# Game 4: Spurs @ Knickerbockers



## hi im new (Jul 4, 2005)

no one made one yet so here we go.

i say spurs win by 10 manu having a good game


----------



## hi im new (Jul 4, 2005)

francis lands on bowens foot does something to his ankle. cant wait to see someone call bruce dirty tommorow morning


----------



## hi im new (Jul 4, 2005)

ahaha the fans are booing the knicks!


----------



## FreeMason Jr. (Jul 12, 2004)

Wow. Didn't even know the spurs played today (what? It's still football season!) but Roc remind me on aim. Is it as much as a blow-out as the score suggests?


----------



## Pimped Out (May 4, 2005)

timmy just looks awkward at the line


----------



## ez8o5 (Aug 22, 2002)

whens james white gonna play????


----------



## Pimped Out (May 4, 2005)

ez8o5 said:


> whens james white gonna play????


 i dont even know if he is active yet.

but he will get minutes this season when the spurs are up 40 with about a minute to play, because that is all he has earned.


----------



## hi im new (Jul 4, 2005)

malik has tims number so far, he sparked the knicks up. spurs 20 point lead lead is nowdown to 3 with 420 left in the 4th


----------



## Pimped Out (May 4, 2005)

what an epic implosion


----------



## hi im new (Jul 4, 2005)
━━━━━━━━━━━━━━━━
### Directions
#1 Transcribe the entire thread about the Spurs and Knickerbockers game.
#2 In the listing, restate word for word the lines from the one with "data-point <box>129 319 136 325</box>" up to and including the one with "data-point <box>96 355 103 361</box>".
The listing that comes next has nothing to do with the thread above.
━━━━━━━━━━━━━━━━
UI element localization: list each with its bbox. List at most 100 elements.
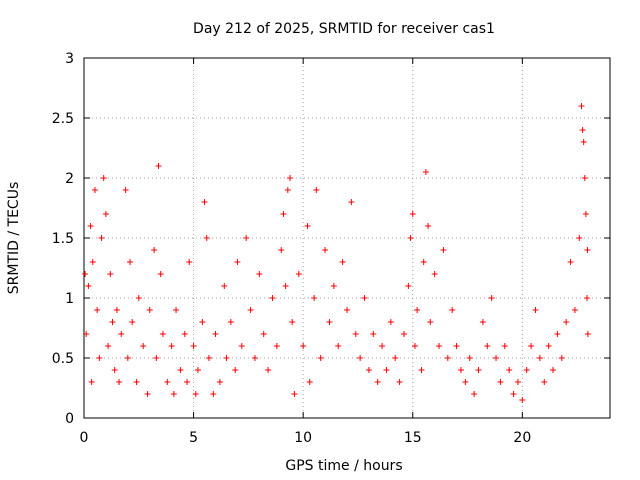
data-point <box>129 319 136 325</box>
data-point <box>289 319 296 325</box>
data-point <box>221 283 228 289</box>
data-point <box>205 355 212 361</box>
x-tick-label: 10 <box>294 430 312 446</box>
data-point <box>514 379 521 385</box>
data-point <box>330 283 337 289</box>
data-point <box>164 379 171 385</box>
data-point <box>260 331 267 337</box>
data-point <box>506 367 513 373</box>
data-point <box>581 175 588 181</box>
data-point <box>532 307 539 313</box>
data-point <box>545 343 552 349</box>
data-point <box>488 295 495 301</box>
data-point <box>317 355 324 361</box>
plot-frame <box>83 57 611 419</box>
data-point <box>558 355 565 361</box>
data-point <box>497 379 504 385</box>
data-point <box>510 391 517 397</box>
data-point <box>578 103 585 109</box>
data-point <box>440 247 447 253</box>
data-point <box>96 355 103 361</box>
y-axis-label: SRMTID / TECUs <box>6 182 22 295</box>
data-point <box>425 223 432 229</box>
data-point <box>278 247 285 253</box>
data-point <box>584 247 591 253</box>
data-point <box>582 211 589 217</box>
data-point <box>304 223 311 229</box>
data-point <box>116 379 123 385</box>
data-point <box>409 211 416 217</box>
data-point <box>453 343 460 349</box>
data-point <box>282 283 289 289</box>
data-point <box>471 391 478 397</box>
data-point <box>352 331 359 337</box>
data-point <box>528 343 535 349</box>
data-point <box>357 355 364 361</box>
data-point <box>418 367 425 373</box>
x-tick-label: 5 <box>189 430 198 446</box>
data-point <box>184 379 191 385</box>
y-tick-label: 2.5 <box>52 111 74 127</box>
data-point <box>422 169 429 175</box>
data-point <box>579 127 586 133</box>
data-point <box>344 307 350 313</box>
y-tick-label: 0 <box>65 411 74 427</box>
data-point <box>273 343 280 349</box>
data-point <box>379 343 386 349</box>
data-point <box>157 271 164 277</box>
data-point <box>199 319 206 325</box>
data-point <box>135 295 142 301</box>
data-point <box>91 187 98 193</box>
data-point <box>232 367 239 373</box>
data-point <box>571 307 578 313</box>
data-point <box>311 295 318 301</box>
data-point <box>466 355 473 361</box>
data-point <box>159 331 166 337</box>
y-tick-label: 0.5 <box>52 351 74 367</box>
data-point <box>280 211 287 217</box>
data-point <box>247 307 254 313</box>
data-point <box>550 367 557 373</box>
data-point <box>82 271 89 277</box>
data-point <box>223 355 230 361</box>
y-tick-label: 1 <box>65 291 74 307</box>
data-point <box>365 367 372 373</box>
data-point <box>243 235 250 241</box>
data-point <box>457 367 464 373</box>
data-point <box>269 295 276 301</box>
data-point <box>122 187 129 193</box>
data-point <box>201 199 208 205</box>
data-point <box>501 343 508 349</box>
y-tick-label: 3 <box>65 51 74 67</box>
data-point <box>107 271 114 277</box>
data-point <box>153 355 160 361</box>
data-point <box>111 367 118 373</box>
data-point <box>203 235 210 241</box>
data-point <box>339 259 346 265</box>
data-point <box>396 379 403 385</box>
data-point <box>98 235 105 241</box>
chart-title: Day 212 of 2025, SRMTID for receiver cas… <box>193 21 495 37</box>
data-point <box>475 367 482 373</box>
data-point <box>431 271 438 277</box>
data-point <box>374 379 381 385</box>
data-point <box>405 283 412 289</box>
data-point <box>251 355 258 361</box>
data-point <box>109 319 116 325</box>
data-point <box>102 211 109 217</box>
data-point <box>383 367 390 373</box>
data-point <box>177 367 184 373</box>
data-point <box>436 343 443 349</box>
data-point <box>536 355 543 361</box>
data-point <box>234 259 241 265</box>
data-point <box>85 283 92 289</box>
data-point <box>348 199 355 205</box>
data-point <box>118 331 125 337</box>
data-point <box>580 139 587 145</box>
data-point <box>306 379 313 385</box>
x-tick-label: 15 <box>404 430 422 446</box>
data-point <box>173 307 180 313</box>
data-point <box>168 343 175 349</box>
data-point <box>420 259 427 265</box>
data-point <box>554 331 561 337</box>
━━━━━━━━━━━━━━━━
### Solved problems
#1
# Game 4: Spurs @ Knickerbockers



## hi im new (Jul 4, 2005)

no one made one yet so here we go.

i say spurs win by 10 manu having a good game


----------



## hi im new (Jul 4, 2005)

francis lands on bowens foot does something to his ankle. cant wait to see someone call bruce dirty tommorow morning


----------



## hi im new (Jul 4, 2005)

ahaha the fans are booing the knicks!


----------



## FreeMason Jr. (Jul 12, 2004)

Wow. Didn't even know the spurs played today (what? It's still football season!) but Roc remind me on aim. Is it as much as a blow-out as the score suggests?


----------



## Pimped Out (May 4, 2005)

timmy just looks awkward at the line


----------



## ez8o5 (Aug 22, 2002)

whens james white gonna play????


----------



## Pimped Out (May 4, 2005)

ez8o5 said:


> whens james white gonna play????


 i dont even know if he is active yet.

but he will get minutes this season when the spurs are up 40 with about a minute to play, because that is all he has earned.


----------



## hi im new (Jul 4, 2005)

malik has tims number so far, he sparked the knicks up. spurs 20 point lead lead is nowdown to 3 with 420 left in the 4th


----------



## Pimped Out (May 4, 2005)

what an epic implosion


----------



## hi im new (Jul 4, 2005)

#2
data-point <box>129 319 136 325</box>
data-point <box>289 319 296 325</box>
data-point <box>221 283 228 289</box>
data-point <box>205 355 212 361</box>
x-tick-label: 10 <box>294 430 312 446</box>
data-point <box>514 379 521 385</box>
data-point <box>330 283 337 289</box>
data-point <box>164 379 171 385</box>
data-point <box>260 331 267 337</box>
data-point <box>506 367 513 373</box>
data-point <box>581 175 588 181</box>
data-point <box>532 307 539 313</box>
data-point <box>545 343 552 349</box>
data-point <box>488 295 495 301</box>
data-point <box>317 355 324 361</box>
plot-frame <box>83 57 611 419</box>
data-point <box>558 355 565 361</box>
data-point <box>497 379 504 385</box>
data-point <box>510 391 517 397</box>
data-point <box>578 103 585 109</box>
data-point <box>440 247 447 253</box>
data-point <box>96 355 103 361</box>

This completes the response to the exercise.